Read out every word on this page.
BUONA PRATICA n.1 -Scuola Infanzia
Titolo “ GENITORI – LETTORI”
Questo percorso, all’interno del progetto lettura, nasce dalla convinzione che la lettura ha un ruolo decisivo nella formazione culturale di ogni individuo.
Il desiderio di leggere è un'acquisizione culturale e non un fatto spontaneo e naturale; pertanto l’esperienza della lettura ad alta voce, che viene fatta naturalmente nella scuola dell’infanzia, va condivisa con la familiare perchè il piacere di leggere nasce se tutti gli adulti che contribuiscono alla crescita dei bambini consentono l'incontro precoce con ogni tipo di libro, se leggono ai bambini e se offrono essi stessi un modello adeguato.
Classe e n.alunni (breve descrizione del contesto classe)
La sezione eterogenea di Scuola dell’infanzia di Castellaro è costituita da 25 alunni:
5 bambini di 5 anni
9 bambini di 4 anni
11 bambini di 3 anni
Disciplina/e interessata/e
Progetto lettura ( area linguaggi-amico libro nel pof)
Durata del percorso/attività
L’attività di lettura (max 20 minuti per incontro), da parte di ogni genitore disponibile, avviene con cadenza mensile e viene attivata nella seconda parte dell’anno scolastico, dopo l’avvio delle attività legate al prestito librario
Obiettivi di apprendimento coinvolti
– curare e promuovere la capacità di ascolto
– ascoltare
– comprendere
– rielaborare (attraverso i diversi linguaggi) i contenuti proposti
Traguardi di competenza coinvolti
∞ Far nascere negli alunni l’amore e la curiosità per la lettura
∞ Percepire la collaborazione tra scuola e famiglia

┄┄┄┄┄┄

- **What to do**
Go through the entries above and copy every line containing "anni".

- **Reply to the task**
5 bambini di 5 anni
9 bambini di 4 anni
11 bambini di 3 anni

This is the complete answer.